Problem to solve - Can you transcribe the data exactly? Leave the pictures out.

START Provided information

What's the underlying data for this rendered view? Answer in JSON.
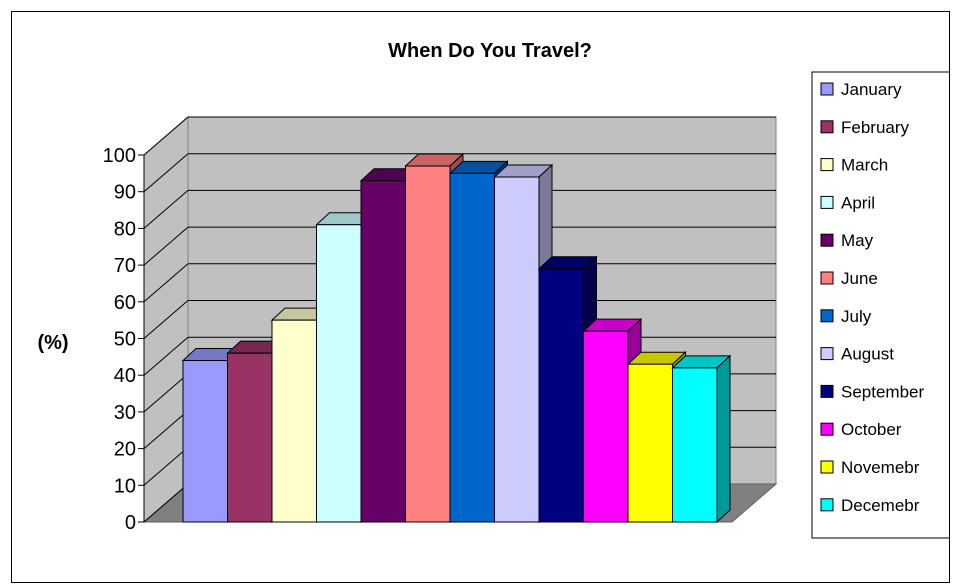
{
  "chart_data": {
    "type": "bar",
    "title": "When Do You Travel?",
    "xlabel": "",
    "ylabel": "(%)",
    "ylim": [
      0,
      100
    ],
    "yticks": [
      0,
      10,
      20,
      30,
      40,
      50,
      60,
      70,
      80,
      90,
      100
    ],
    "grid": true,
    "three_d": true,
    "legend_position": "right",
    "series": [
      {
        "name": "January",
        "value": 44,
        "color": "#9999FF"
      },
      {
        "name": "February",
        "value": 46,
        "color": "#993366"
      },
      {
        "name": "March",
        "value": 55,
        "color": "#FFFFCC"
      },
      {
        "name": "April",
        "value": 81,
        "color": "#CCFFFF"
      },
      {
        "name": "May",
        "value": 93,
        "color": "#660066"
      },
      {
        "name": "June",
        "value": 97,
        "color": "#FF8080"
      },
      {
        "name": "July",
        "value": 95,
        "color": "#0066CC"
      },
      {
        "name": "August",
        "value": 94,
        "color": "#CCCCFF"
      },
      {
        "name": "September",
        "value": 69,
        "color": "#000080"
      },
      {
        "name": "October",
        "value": 52,
        "color": "#FF00FF"
      },
      {
        "name": "Novemebr",
        "value": 43,
        "color": "#FFFF00"
      },
      {
        "name": "Decemebr",
        "value": 42,
        "color": "#00FFFF"
      }
    ]
  },
  "colors": {
    "wall": "#C0C0C0",
    "floor": "#808080",
    "gridline": "#000000"
  }
}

END Provided information

Problem solution -
What's the underlying data for this rendered view? Answer in JSON.
{
  "chart_data": {
    "type": "bar",
    "title": "When Do You Travel?",
    "xlabel": "",
    "ylabel": "(%)",
    "ylim": [
      0,
      100
    ],
    "yticks": [
      0,
      10,
      20,
      30,
      40,
      50,
      60,
      70,
      80,
      90,
      100
    ],
    "grid": true,
    "three_d": true,
    "legend_position": "right",
    "series": [
      {
        "name": "January",
        "value": 44,
        "color": "#9999FF"
      },
      {
        "name": "February",
        "value": 46,
        "color": "#993366"
      },
      {
        "name": "March",
        "value": 55,
        "color": "#FFFFCC"
      },
      {
        "name": "April",
        "value": 81,
        "color": "#CCFFFF"
      },
      {
        "name": "May",
        "value": 93,
        "color": "#660066"
      },
      {
        "name": "June",
        "value": 97,
        "color": "#FF8080"
      },
      {
        "name": "July",
        "value": 95,
        "color": "#0066CC"
      },
      {
        "name": "August",
        "value": 94,
        "color": "#CCCCFF"
      },
      {
        "name": "September",
        "value": 69,
        "color": "#000080"
      },
      {
        "name": "October",
        "value": 52,
        "color": "#FF00FF"
      },
      {
        "name": "Novemebr",
        "value": 43,
        "color": "#FFFF00"
      },
      {
        "name": "Decemebr",
        "value": 42,
        "color": "#00FFFF"
      }
    ]
  },
  "colors": {
    "wall": "#C0C0C0",
    "floor": "#808080",
    "gridline": "#000000"
  }
}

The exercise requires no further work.